▶ [Given exercise] What follows is a listing to be transcribed exactly.

▶ [Excerpted records]
# # # # #

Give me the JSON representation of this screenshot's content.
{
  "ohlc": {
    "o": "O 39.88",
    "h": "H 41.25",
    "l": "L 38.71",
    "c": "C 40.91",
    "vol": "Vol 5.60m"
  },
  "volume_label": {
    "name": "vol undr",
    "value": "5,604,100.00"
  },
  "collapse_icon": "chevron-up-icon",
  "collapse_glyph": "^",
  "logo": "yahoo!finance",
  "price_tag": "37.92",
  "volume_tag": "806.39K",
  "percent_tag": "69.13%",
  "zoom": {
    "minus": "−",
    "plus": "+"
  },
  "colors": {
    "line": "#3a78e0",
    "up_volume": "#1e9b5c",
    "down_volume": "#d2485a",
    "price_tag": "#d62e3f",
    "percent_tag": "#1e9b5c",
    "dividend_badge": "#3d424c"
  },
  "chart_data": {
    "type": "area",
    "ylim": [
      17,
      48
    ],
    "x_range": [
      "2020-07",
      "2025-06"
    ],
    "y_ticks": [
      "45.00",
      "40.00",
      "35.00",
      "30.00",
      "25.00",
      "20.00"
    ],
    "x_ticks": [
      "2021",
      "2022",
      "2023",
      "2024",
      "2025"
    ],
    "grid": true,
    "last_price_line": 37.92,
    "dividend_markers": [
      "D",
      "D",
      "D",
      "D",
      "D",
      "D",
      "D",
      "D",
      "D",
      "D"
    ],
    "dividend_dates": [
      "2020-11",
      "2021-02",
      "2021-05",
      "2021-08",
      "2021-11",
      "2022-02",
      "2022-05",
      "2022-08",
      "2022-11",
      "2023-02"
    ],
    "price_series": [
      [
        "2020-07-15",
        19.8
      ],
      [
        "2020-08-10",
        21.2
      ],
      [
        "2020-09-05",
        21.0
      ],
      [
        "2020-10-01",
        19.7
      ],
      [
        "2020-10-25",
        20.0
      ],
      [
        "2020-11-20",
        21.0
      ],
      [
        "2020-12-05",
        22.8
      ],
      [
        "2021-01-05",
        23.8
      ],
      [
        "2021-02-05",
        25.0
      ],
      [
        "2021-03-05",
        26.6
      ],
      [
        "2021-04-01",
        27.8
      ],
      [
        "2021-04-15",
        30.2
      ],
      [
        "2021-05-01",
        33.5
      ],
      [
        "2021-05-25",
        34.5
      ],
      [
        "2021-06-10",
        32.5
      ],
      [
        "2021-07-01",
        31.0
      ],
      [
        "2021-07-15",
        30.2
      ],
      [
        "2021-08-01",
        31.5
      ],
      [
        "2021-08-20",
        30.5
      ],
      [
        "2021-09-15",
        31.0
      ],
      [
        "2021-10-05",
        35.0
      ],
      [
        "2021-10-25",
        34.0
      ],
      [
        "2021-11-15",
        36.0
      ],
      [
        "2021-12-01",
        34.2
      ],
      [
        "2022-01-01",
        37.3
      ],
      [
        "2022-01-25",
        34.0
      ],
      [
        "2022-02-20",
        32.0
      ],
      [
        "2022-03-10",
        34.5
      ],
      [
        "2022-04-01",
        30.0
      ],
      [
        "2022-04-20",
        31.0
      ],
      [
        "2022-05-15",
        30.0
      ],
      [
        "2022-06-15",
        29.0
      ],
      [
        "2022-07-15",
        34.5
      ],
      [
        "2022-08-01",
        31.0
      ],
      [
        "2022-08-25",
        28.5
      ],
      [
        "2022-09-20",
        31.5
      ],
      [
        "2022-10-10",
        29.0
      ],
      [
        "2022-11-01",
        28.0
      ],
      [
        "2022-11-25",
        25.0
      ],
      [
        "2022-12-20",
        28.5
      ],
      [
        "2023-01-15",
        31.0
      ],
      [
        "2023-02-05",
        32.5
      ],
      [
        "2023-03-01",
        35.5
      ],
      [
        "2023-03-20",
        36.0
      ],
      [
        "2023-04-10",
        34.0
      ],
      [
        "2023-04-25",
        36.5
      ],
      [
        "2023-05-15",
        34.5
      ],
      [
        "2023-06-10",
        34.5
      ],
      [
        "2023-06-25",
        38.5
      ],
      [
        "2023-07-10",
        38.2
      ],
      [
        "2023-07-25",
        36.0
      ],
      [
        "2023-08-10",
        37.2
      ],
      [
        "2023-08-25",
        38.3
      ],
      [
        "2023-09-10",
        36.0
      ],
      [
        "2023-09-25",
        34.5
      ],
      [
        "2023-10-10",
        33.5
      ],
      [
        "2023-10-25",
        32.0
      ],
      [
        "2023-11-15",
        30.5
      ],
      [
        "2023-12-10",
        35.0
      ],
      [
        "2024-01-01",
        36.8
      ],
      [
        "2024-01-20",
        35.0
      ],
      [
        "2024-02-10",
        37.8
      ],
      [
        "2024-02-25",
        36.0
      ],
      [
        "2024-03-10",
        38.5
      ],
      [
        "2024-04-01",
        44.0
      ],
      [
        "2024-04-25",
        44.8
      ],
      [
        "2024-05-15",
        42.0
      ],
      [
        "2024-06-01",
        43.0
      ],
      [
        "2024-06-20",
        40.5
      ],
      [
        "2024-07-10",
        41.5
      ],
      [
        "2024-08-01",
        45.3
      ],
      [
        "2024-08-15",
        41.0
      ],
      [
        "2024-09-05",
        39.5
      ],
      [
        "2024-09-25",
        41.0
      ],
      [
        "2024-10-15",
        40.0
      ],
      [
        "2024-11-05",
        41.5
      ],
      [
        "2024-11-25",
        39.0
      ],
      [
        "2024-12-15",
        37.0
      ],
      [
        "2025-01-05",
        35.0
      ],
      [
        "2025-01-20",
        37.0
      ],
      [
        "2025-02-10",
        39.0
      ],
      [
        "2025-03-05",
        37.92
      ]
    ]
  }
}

# # # # #

▶ [Written answer]
Give me the JSON representation of this screenshot's content.
{
  "ohlc": {
    "o": "O 39.88",
    "h": "H 41.25",
    "l": "L 38.71",
    "c": "C 40.91",
    "vol": "Vol 5.60m"
  },
  "volume_label": {
    "name": "vol undr",
    "value": "5,604,100.00"
  },
  "collapse_icon": "chevron-up-icon",
  "collapse_glyph": "^",
  "logo": "yahoo!finance",
  "price_tag": "37.92",
  "volume_tag": "806.39K",
  "percent_tag": "69.13%",
  "zoom": {
    "minus": "−",
    "plus": "+"
  },
  "colors": {
    "line": "#3a78e0",
    "up_volume": "#1e9b5c",
    "down_volume": "#d2485a",
    "price_tag": "#d62e3f",
    "percent_tag": "#1e9b5c",
    "dividend_badge": "#3d424c"
  },
  "chart_data": {
    "type": "area",
    "ylim": [
      17,
      48
    ],
    "x_range": [
      "2020-07",
      "2025-06"
    ],
    "y_ticks": [
      "45.00",
      "40.00",
      "35.00",
      "30.00",
      "25.00",
      "20.00"
    ],
    "x_ticks": [
      "2021",
      "2022",
      "2023",
      "2024",
      "2025"
    ],
    "grid": true,
    "last_price_line": 37.92,
    "dividend_markers": [
      "D",
      "D",
      "D",
      "D",
      "D",
      "D",
      "D",
      "D",
      "D",
      "D"
    ],
    "dividend_dates": [
      "2020-11",
      "2021-02",
      "2021-05",
      "2021-08",
      "2021-11",
      "2022-02",
      "2022-05",
      "2022-08",
      "2022-11",
      "2023-02"
    ],
    "price_series": [
      [
        "2020-07-15",
        19.8
      ],
      [
        "2020-08-10",
        21.2
      ],
      [
        "2020-09-05",
        21.0
      ],
      [
        "2020-10-01",
        19.7
      ],
      [
        "2020-10-25",
        20.0
      ],
      [
        "2020-11-20",
        21.0
      ],
      [
        "2020-12-05",
        22.8
      ],
      [
        "2021-01-05",
        23.8
      ],
      [
        "2021-02-05",
        25.0
      ],
      [
        "2021-03-05",
        26.6
      ],
      [
        "2021-04-01",
        27.8
      ],
      [
        "2021-04-15",
        30.2
      ],
      [
        "2021-05-01",
        33.5
      ],
      [
        "2021-05-25",
        34.5
      ],
      [
        "2021-06-10",
        32.5
      ],
      [
        "2021-07-01",
        31.0
      ],
      [
        "2021-07-15",
        30.2
      ],
      [
        "2021-08-01",
        31.5
      ],
      [
        "2021-08-20",
        30.5
      ],
      [
        "2021-09-15",
        31.0
      ],
      [
        "2021-10-05",
        35.0
      ],
      [
        "2021-10-25",
        34.0
      ],
      [
        "2021-11-15",
        36.0
      ],
      [
        "2021-12-01",
        34.2
      ],
      [
        "2022-01-01",
        37.3
      ],
      [
        "2022-01-25",
        34.0
      ],
      [
        "2022-02-20",
        32.0
      ],
      [
        "2022-03-10",
        34.5
      ],
      [
        "2022-04-01",
        30.0
      ],
      [
        "2022-04-20",
        31.0
      ],
      [
        "2022-05-15",
        30.0
      ],
      [
        "2022-06-15",
        29.0
      ],
      [
        "2022-07-15",
        34.5
      ],
      [
        "2022-08-01",
        31.0
      ],
      [
        "2022-08-25",
        28.5
      ],
      [
        "2022-09-20",
        31.5
      ],
      [
        "2022-10-10",
        29.0
      ],
      [
        "2022-11-01",
        28.0
      ],
      [
        "2022-11-25",
        25.0
      ],
      [
        "2022-12-20",
        28.5
      ],
      [
        "2023-01-15",
        31.0
      ],
      [
        "2023-02-05",
        32.5
      ],
      [
        "2023-03-01",
        35.5
      ],
      [
        "2023-03-20",
        36.0
      ],
      [
        "2023-04-10",
        34.0
      ],
      [
        "2023-04-25",
        36.5
      ],
      [
        "2023-05-15",
        34.5
      ],
      [
        "2023-06-10",
        34.5
      ],
      [
        "2023-06-25",
        38.5
      ],
      [
        "2023-07-10",
        38.2
      ],
      [
        "2023-07-25",
        36.0
      ],
      [
        "2023-08-10",
        37.2
      ],
      [
        "2023-08-25",
        38.3
      ],
      [
        "2023-09-10",
        36.0
      ],
      [
        "2023-09-25",
        34.5
      ],
      [
        "2023-10-10",
        33.5
      ],
      [
        "2023-10-25",
        32.0
      ],
      [
        "2023-11-15",
        30.5
      ],
      [
        "2023-12-10",
        35.0
      ],
      [
        "2024-01-01",
        36.8
      ],
      [
        "2024-01-20",
        35.0
      ],
      [
        "2024-02-10",
        37.8
      ],
      [
        "2024-02-25",
        36.0
      ],
      [
        "2024-03-10",
        38.5
      ],
      [
        "2024-04-01",
        44.0
      ],
      [
        "2024-04-25",
        44.8
      ],
      [
        "2024-05-15",
        42.0
      ],
      [
        "2024-06-01",
        43.0
      ],
      [
        "2024-06-20",
        40.5
      ],
      [
        "2024-07-10",
        41.5
      ],
      [
        "2024-08-01",
        45.3
      ],
      [
        "2024-08-15",
        41.0
      ],
      [
        "2024-09-05",
        39.5
      ],
      [
        "2024-09-25",
        41.0
      ],
      [
        "2024-10-15",
        40.0
      ],
      [
        "2024-11-05",
        41.5
      ],
      [
        "2024-11-25",
        39.0
      ],
      [
        "2024-12-15",
        37.0
      ],
      [
        "2025-01-05",
        35.0
      ],
      [
        "2025-01-20",
        37.0
      ],
      [
        "2025-02-10",
        39.0
      ],
      [
        "2025-03-05",
        37.92
      ]
    ]
  }
}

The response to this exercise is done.